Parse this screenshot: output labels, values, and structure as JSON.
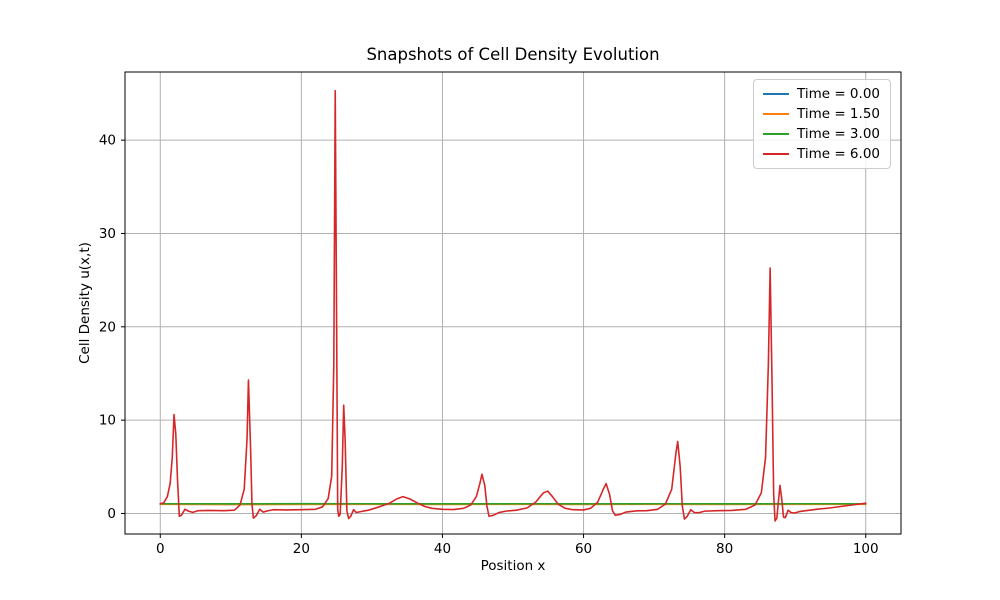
{
  "figure": {
    "background": "#ffffff"
  },
  "chart_data": {
    "type": "line",
    "title": "Snapshots of Cell Density Evolution",
    "xlabel": "Position x",
    "ylabel": "Cell Density u(x,t)",
    "xlim": [
      -5,
      105
    ],
    "ylim": [
      -2.2,
      47.3
    ],
    "x_ticks": [
      0,
      20,
      40,
      60,
      80,
      100
    ],
    "y_ticks": [
      0,
      10,
      20,
      30,
      40
    ],
    "grid": true,
    "grid_color": "#b0b0b0",
    "spine_color": "#000000",
    "legend_position": "upper right",
    "series": [
      {
        "name": "Time = 0.00",
        "color": "#1f77b4",
        "x": [
          0,
          100
        ],
        "y": [
          1.0,
          1.0
        ]
      },
      {
        "name": "Time = 1.50",
        "color": "#ff7f0e",
        "x": [
          0,
          10,
          20,
          30,
          40,
          50,
          60,
          70,
          80,
          90,
          100
        ],
        "y": [
          0.98,
          0.95,
          0.97,
          0.98,
          0.97,
          0.98,
          0.97,
          0.98,
          0.97,
          0.98,
          0.98
        ]
      },
      {
        "name": "Time = 3.00",
        "color": "#2ca02c",
        "x": [
          0,
          10,
          20,
          30,
          40,
          50,
          60,
          70,
          80,
          90,
          100
        ],
        "y": [
          1.04,
          1.03,
          1.05,
          1.04,
          1.03,
          1.04,
          1.03,
          1.04,
          1.03,
          1.04,
          1.04
        ]
      },
      {
        "name": "Time = 6.00",
        "color": "#d62728",
        "x": [
          0,
          0.5,
          1,
          1.4,
          1.7,
          1.95,
          2.2,
          2.45,
          2.7,
          3,
          3.5,
          4,
          4.6,
          5.4,
          7,
          9,
          10.5,
          11.3,
          11.9,
          12.3,
          12.5,
          12.8,
          13,
          13.2,
          13.6,
          14.1,
          14.6,
          15.2,
          16,
          18,
          20,
          22,
          23,
          23.8,
          24.3,
          24.6,
          24.8,
          25,
          25.15,
          25.3,
          25.5,
          25.8,
          26,
          26.2,
          26.45,
          26.7,
          27,
          27.4,
          27.8,
          28.4,
          29.5,
          31,
          32.5,
          33.5,
          34.4,
          35.4,
          36.5,
          37.5,
          38.5,
          40,
          41.5,
          43,
          44,
          44.8,
          45.3,
          45.6,
          46,
          46.3,
          46.6,
          47.2,
          48,
          49,
          50.5,
          52,
          53.2,
          54.3,
          54.9,
          55.6,
          56.4,
          57.4,
          58.5,
          60,
          61,
          62,
          62.8,
          63.2,
          63.7,
          64.1,
          64.5,
          65.2,
          66,
          67.5,
          69,
          70.5,
          71.6,
          72.5,
          73.1,
          73.35,
          73.7,
          74,
          74.3,
          74.7,
          75.2,
          75.7,
          76.3,
          77.2,
          79,
          81,
          83,
          84.3,
          85.2,
          85.8,
          86.2,
          86.45,
          86.7,
          86.95,
          87.15,
          87.4,
          87.65,
          87.85,
          88.1,
          88.35,
          88.6,
          89,
          89.4,
          89.9,
          90.6,
          91.5,
          93,
          95,
          97,
          99,
          100
        ],
        "y": [
          1.05,
          1.15,
          1.8,
          3.2,
          6,
          10.6,
          8.5,
          3.5,
          -0.3,
          -0.2,
          0.45,
          0.25,
          0.12,
          0.3,
          0.33,
          0.3,
          0.35,
          0.9,
          2.6,
          8,
          14.3,
          7,
          1,
          -0.5,
          -0.25,
          0.45,
          0.15,
          0.28,
          0.4,
          0.38,
          0.4,
          0.45,
          0.7,
          1.6,
          4,
          16,
          45.3,
          20,
          0.5,
          -0.3,
          -0.1,
          5,
          11.6,
          8,
          0.3,
          -0.55,
          -0.3,
          0.4,
          0.1,
          0.2,
          0.35,
          0.7,
          1.1,
          1.55,
          1.8,
          1.55,
          1.1,
          0.75,
          0.55,
          0.45,
          0.42,
          0.55,
          0.9,
          1.8,
          3.2,
          4.2,
          3,
          0.8,
          -0.3,
          -0.2,
          0.1,
          0.25,
          0.35,
          0.6,
          1.2,
          2.2,
          2.4,
          1.8,
          1,
          0.55,
          0.4,
          0.38,
          0.55,
          1.2,
          2.6,
          3.2,
          2,
          0.3,
          -0.2,
          -0.1,
          0.15,
          0.28,
          0.3,
          0.45,
          1,
          2.6,
          6.5,
          7.7,
          5,
          0.8,
          -0.6,
          -0.3,
          0.4,
          0.1,
          0.08,
          0.25,
          0.3,
          0.32,
          0.45,
          0.9,
          2.2,
          6,
          16,
          26.3,
          15,
          2,
          -0.8,
          -0.5,
          1.5,
          3,
          1.5,
          -0.4,
          -0.45,
          0.35,
          0.1,
          0.05,
          0.2,
          0.3,
          0.45,
          0.6,
          0.8,
          1,
          1.1
        ]
      }
    ]
  }
}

——

● **What the exercise asks**
Scan the material above. Return every line containing the string "Cell".

● **Task answer**
    "title": "Snapshots of Cell Density Evolution",
    "ylabel": "Cell Density u(x,t)",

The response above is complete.